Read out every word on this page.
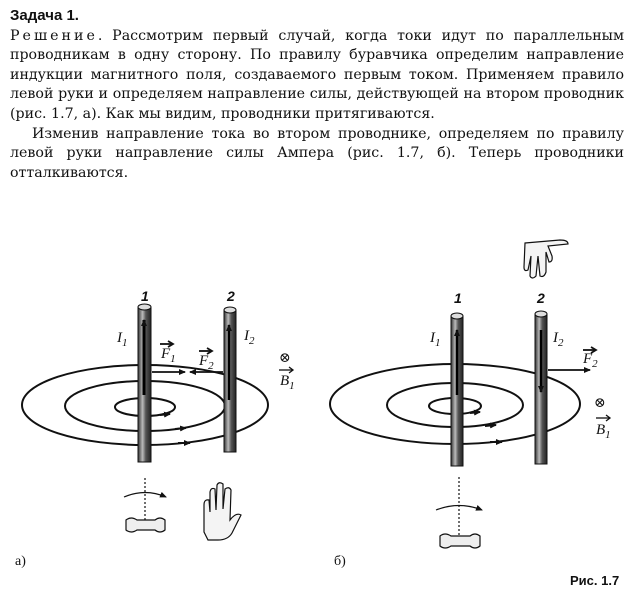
Задача 1.

Решение. Рассмотрим первый случай, когда токи идут по параллельным проводникам в одну сторону. По правилу буравчика определим направление индукции магнитного поля, создаваемого первым током. Применяем правило левой руки и определяем направление силы, действующей на втором проводник (рис. 1.7, а). Как мы видим, проводники притягиваются.

Изменив направление тока во втором проводнике, определяем по правилу левой руки направление силы Ампера (рис. 1.7, б). Теперь проводники отталкиваются.

1	2
$I_1$	$I_2$
$F_1$ $F_2$	⊗
$B_1$
а)
1	2
$I_1$	$I_2$
$F_2$
⊗
$B_1$
б)
Рис. 1.7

....................

[STATED PROBLEM]:
Every record above should be written out again without change, except that the pictures are left out.

[EXERCISE RESPONSE]:
Read out every word on this page.
Задача 1.

Решение. Рассмотрим первый случай, когда токи идут по параллельным проводникам в одну сторону. По правилу буравчика определим направление индукции магнитного поля, создаваемого первым током. Применяем правило левой руки и определяем направление силы, действующей на втором проводник (рис. 1.7, а). Как мы видим, проводники притягиваются.

Изменив направление тока во втором проводнике, определяем по правилу левой руки направление силы Ампера (рис. 1.7, б). Теперь проводники отталкиваются.

1	2
$I_1$	$I_2$
$F_1$ $F_2$	⊗
$B_1$
а)
1	2
$I_1$	$I_2$
$F_2$
⊗
$B_1$
б)
Рис. 1.7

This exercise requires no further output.